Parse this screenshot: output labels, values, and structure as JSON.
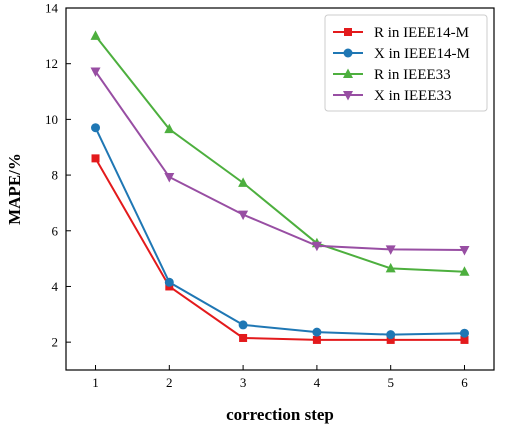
{
  "chart_data": {
    "type": "line",
    "title": "",
    "xlabel": "correction step",
    "ylabel": "MAPE/%",
    "x": [
      1,
      2,
      3,
      4,
      5,
      6
    ],
    "xticks": [
      "1",
      "2",
      "3",
      "4",
      "5",
      "6"
    ],
    "xlim": [
      0.6,
      6.4
    ],
    "yticks": [
      "2",
      "4",
      "6",
      "8",
      "10",
      "12",
      "14"
    ],
    "ylim": [
      1,
      14
    ],
    "grid": false,
    "legend_position": "top-right",
    "series": [
      {
        "name": "R in IEEE14-M",
        "color": "#e31a1c",
        "marker": "square",
        "values": [
          8.6,
          4.0,
          2.15,
          2.08,
          2.08,
          2.08
        ]
      },
      {
        "name": "X in IEEE14-M",
        "color": "#1f77b4",
        "marker": "circle",
        "values": [
          9.7,
          4.15,
          2.62,
          2.36,
          2.27,
          2.32
        ]
      },
      {
        "name": "R in IEEE33",
        "color": "#4daf3e",
        "marker": "triangle-up",
        "values": [
          13.0,
          9.65,
          7.72,
          5.55,
          4.65,
          4.53
        ]
      },
      {
        "name": "X in IEEE33",
        "color": "#984ea3",
        "marker": "triangle-down",
        "values": [
          11.72,
          7.93,
          6.58,
          5.46,
          5.33,
          5.31
        ]
      }
    ]
  }
}
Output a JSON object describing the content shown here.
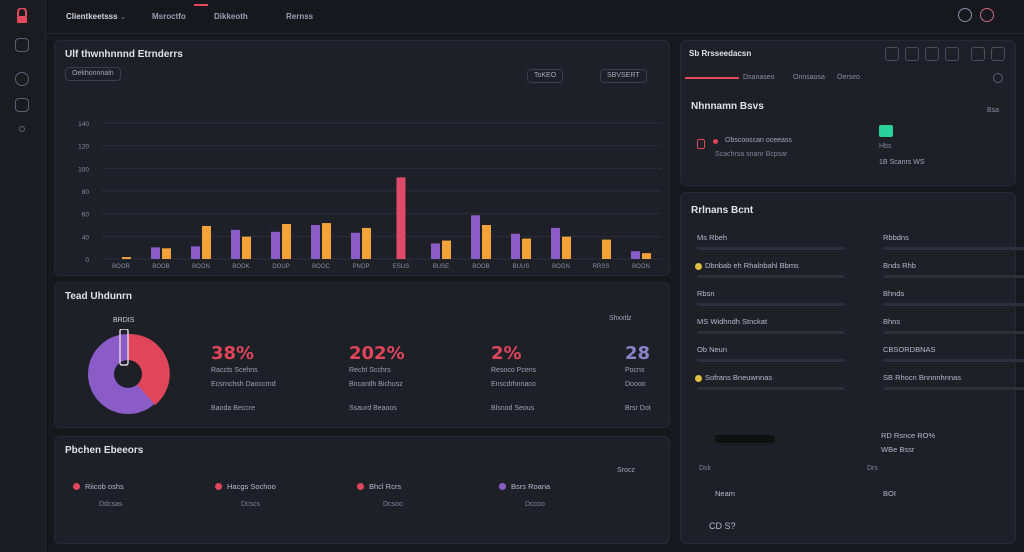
{
  "colors": {
    "pink": "#e04a6a",
    "orange": "#f5a23a",
    "purple": "#8b5cc8",
    "red": "#e0455a",
    "green": "#2bd19a",
    "bg": "#16181e",
    "panel": "#1d2027"
  },
  "topbar": {
    "tabs": [
      "Clientkeetsss",
      "Msroctfo",
      "Dikkeoth",
      "Rernss"
    ]
  },
  "main_chart": {
    "title": "Ulf thwnhnnnd Etrnderrs",
    "filter": "Oekhonnnaln",
    "chip_a": "ToKEO",
    "chip_b": "SBVSERT",
    "chart_data": {
      "type": "bar",
      "y_ticks": [
        "140",
        "120",
        "100",
        "80",
        "60",
        "40",
        "0"
      ],
      "categories": [
        "BOOR",
        "BOOB",
        "BOON",
        "BOOK",
        "DOUP",
        "BOOC",
        "PNOP",
        "ESUS",
        "BUSE",
        "BOOB",
        "BUUS",
        "BOGN",
        "RRSS",
        "BOON"
      ],
      "series": [
        {
          "color": "purple",
          "values": [
            0,
            12,
            13,
            30,
            28,
            35,
            27,
            0,
            16,
            45,
            26,
            32,
            0,
            8
          ]
        },
        {
          "color": "orange",
          "values": [
            2,
            11,
            34,
            23,
            36,
            37,
            32,
            0,
            19,
            35,
            21,
            23,
            20,
            6
          ]
        },
        {
          "color": "pink",
          "values": [
            0,
            0,
            0,
            0,
            0,
            0,
            0,
            84,
            0,
            0,
            0,
            0,
            0,
            0
          ]
        }
      ],
      "ylim": [
        0,
        140
      ]
    }
  },
  "kpi": {
    "title": "Tead Uhdunrn",
    "badge": "Shxxtlz",
    "pie_label": "BRDIS",
    "pie_fraction": 0.58,
    "items": [
      {
        "value": "38%",
        "l1": "Raccts Scehns",
        "l2": "Ecsrnchsh Daoccrnd",
        "l3": "Baoda  Beccre"
      },
      {
        "value": "202%",
        "l1": "Recht Scchrs",
        "l2": "Bncantlh Bichusz",
        "l3": "Ssaurd  Beaoos"
      },
      {
        "value": "2%",
        "l1": "Resoco Pcens",
        "l2": "Enscdrhnnaco",
        "l3": "Blsnod  Seous"
      },
      {
        "value": "28",
        "l1": "Pocns",
        "l2": "Doooo",
        "l3": "Brsr  Dot"
      }
    ]
  },
  "lower": {
    "title": "Pbchen Ebeeors",
    "chip": "Srocz",
    "items": [
      {
        "label": "Riicob oshs",
        "color": "red",
        "sub": "Ddcsas"
      },
      {
        "label": "Hacgs Sochoo",
        "color": "red",
        "sub": "Dcscs"
      },
      {
        "label": "Bhcl Rcrs",
        "color": "red",
        "sub": "Dcsoo"
      },
      {
        "label": "Bsrs Roana",
        "color": "purple",
        "sub": "Dccoo"
      }
    ]
  },
  "right_top": {
    "title": "Sb Rrsseedacsn",
    "tabs": [
      "Dsanaseo",
      "Onnsaosa",
      "Oerseo"
    ],
    "heading": "Nhnnamn Bsvs",
    "corner": "Bsa",
    "row1": "Obscooscan oceeass",
    "row2": "Scachrsa snanr  Bcpsar",
    "side1": "Hbs",
    "side2": "1B Scanrs WS"
  },
  "right_bottom": {
    "title": "Rrlnans Bcnt",
    "left": [
      {
        "label": "Ms Rbeh"
      },
      {
        "label": "Dbnbab eh Rhalnbahl Bbms",
        "dot": true
      },
      {
        "label": "Rbsn"
      },
      {
        "label": "MS Widhndh Stnckat"
      },
      {
        "label": "Ob Neun"
      },
      {
        "label": "Sofrans Bneuwnnas",
        "dot": true
      }
    ],
    "right": [
      {
        "label": "Rbbdns"
      },
      {
        "label": "Bnds Rhb"
      },
      {
        "label": "Bhnds"
      },
      {
        "label": "Bhns"
      },
      {
        "label": "CBSORDBNAS"
      },
      {
        "label": "SB Rhocn Bnnnnhnnas"
      }
    ],
    "b1": "RD Rsnce  RO%",
    "b2": "WBe Bssr",
    "b3": "Dsk",
    "b4": "Drs",
    "b5": "Neam",
    "b6": "BOI",
    "footer": "CD  S?"
  }
}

TASK OBJECTIVE -> All records should be output exactly, with the pictures left out.

RESPONSE TO THIS EXERCISE ->
Parse this screenshot: output labels, values, and structure as JSON.
{
  "chart_data": {
    "type": "line",
    "title": "",
    "xlabel": "correction step",
    "ylabel": "MAPE/%",
    "x": [
      1,
      2,
      3,
      4,
      5,
      6
    ],
    "xticks": [
      "1",
      "2",
      "3",
      "4",
      "5",
      "6"
    ],
    "xlim": [
      0.6,
      6.4
    ],
    "yticks": [
      "2",
      "4",
      "6",
      "8",
      "10",
      "12",
      "14"
    ],
    "ylim": [
      1,
      14
    ],
    "grid": false,
    "legend_position": "top-right",
    "series": [
      {
        "name": "R in IEEE14-M",
        "color": "#e31a1c",
        "marker": "square",
        "values": [
          8.6,
          4.0,
          2.15,
          2.08,
          2.08,
          2.08
        ]
      },
      {
        "name": "X in IEEE14-M",
        "color": "#1f77b4",
        "marker": "circle",
        "values": [
          9.7,
          4.15,
          2.62,
          2.36,
          2.27,
          2.32
        ]
      },
      {
        "name": "R in IEEE33",
        "color": "#4daf3e",
        "marker": "triangle-up",
        "values": [
          13.0,
          9.65,
          7.72,
          5.55,
          4.65,
          4.53
        ]
      },
      {
        "name": "X in IEEE33",
        "color": "#984ea3",
        "marker": "triangle-down",
        "values": [
          11.72,
          7.93,
          6.58,
          5.46,
          5.33,
          5.31
        ]
      }
    ]
  }
}
Output a JSON object describing the content shown here.
{
  "colors": {
    "pink": "#e04a6a",
    "orange": "#f5a23a",
    "purple": "#8b5cc8",
    "red": "#e0455a",
    "green": "#2bd19a",
    "bg": "#16181e",
    "panel": "#1d2027"
  },
  "topbar": {
    "tabs": [
      "Clientkeetsss",
      "Msroctfo",
      "Dikkeoth",
      "Rernss"
    ]
  },
  "main_chart": {
    "title": "Ulf thwnhnnnd Etrnderrs",
    "filter": "Oekhonnnaln",
    "chip_a": "ToKEO",
    "chip_b": "SBVSERT",
    "chart_data": {
      "type": "bar",
      "y_ticks": [
        "140",
        "120",
        "100",
        "80",
        "60",
        "40",
        "0"
      ],
      "categories": [
        "BOOR",
        "BOOB",
        "BOON",
        "BOOK",
        "DOUP",
        "BOOC",
        "PNOP",
        "ESUS",
        "BUSE",
        "BOOB",
        "BUUS",
        "BOGN",
        "RRSS",
        "BOON"
      ],
      "series": [
        {
          "color": "purple",
          "values": [
            0,
            12,
            13,
            30,
            28,
            35,
            27,
            0,
            16,
            45,
            26,
            32,
            0,
            8
          ]
        },
        {
          "color": "orange",
          "values": [
            2,
            11,
            34,
            23,
            36,
            37,
            32,
            0,
            19,
            35,
            21,
            23,
            20,
            6
          ]
        },
        {
          "color": "pink",
          "values": [
            0,
            0,
            0,
            0,
            0,
            0,
            0,
            84,
            0,
            0,
            0,
            0,
            0,
            0
          ]
        }
      ],
      "ylim": [
        0,
        140
      ]
    }
  },
  "kpi": {
    "title": "Tead Uhdunrn",
    "badge": "Shxxtlz",
    "pie_label": "BRDIS",
    "pie_fraction": 0.58,
    "items": [
      {
        "value": "38%",
        "l1": "Raccts Scehns",
        "l2": "Ecsrnchsh Daoccrnd",
        "l3": "Baoda  Beccre"
      },
      {
        "value": "202%",
        "l1": "Recht Scchrs",
        "l2": "Bncantlh Bichusz",
        "l3": "Ssaurd  Beaoos"
      },
      {
        "value": "2%",
        "l1": "Resoco Pcens",
        "l2": "Enscdrhnnaco",
        "l3": "Blsnod  Seous"
      },
      {
        "value": "28",
        "l1": "Pocns",
        "l2": "Doooo",
        "l3": "Brsr  Dot"
      }
    ]
  },
  "lower": {
    "title": "Pbchen Ebeeors",
    "chip": "Srocz",
    "items": [
      {
        "label": "Riicob oshs",
        "color": "red",
        "sub": "Ddcsas"
      },
      {
        "label": "Hacgs Sochoo",
        "color": "red",
        "sub": "Dcscs"
      },
      {
        "label": "Bhcl Rcrs",
        "color": "red",
        "sub": "Dcsoo"
      },
      {
        "label": "Bsrs Roana",
        "color": "purple",
        "sub": "Dccoo"
      }
    ]
  },
  "right_top": {
    "title": "Sb Rrsseedacsn",
    "tabs": [
      "Dsanaseo",
      "Onnsaosa",
      "Oerseo"
    ],
    "heading": "Nhnnamn Bsvs",
    "corner": "Bsa",
    "row1": "Obscooscan oceeass",
    "row2": "Scachrsa snanr  Bcpsar",
    "side1": "Hbs",
    "side2": "1B Scanrs WS"
  },
  "right_bottom": {
    "title": "Rrlnans Bcnt",
    "left": [
      {
        "label": "Ms Rbeh"
      },
      {
        "label": "Dbnbab eh Rhalnbahl Bbms",
        "dot": true
      },
      {
        "label": "Rbsn"
      },
      {
        "label": "MS Widhndh Stnckat"
      },
      {
        "label": "Ob Neun"
      },
      {
        "label": "Sofrans Bneuwnnas",
        "dot": true
      }
    ],
    "right": [
      {
        "label": "Rbbdns"
      },
      {
        "label": "Bnds Rhb"
      },
      {
        "label": "Bhnds"
      },
      {
        "label": "Bhns"
      },
      {
        "label": "CBSORDBNAS"
      },
      {
        "label": "SB Rhocn Bnnnnhnnas"
      }
    ],
    "b1": "RD Rsnce  RO%",
    "b2": "WBe Bssr",
    "b3": "Dsk",
    "b4": "Drs",
    "b5": "Neam",
    "b6": "BOI",
    "footer": "CD  S?"
  }
}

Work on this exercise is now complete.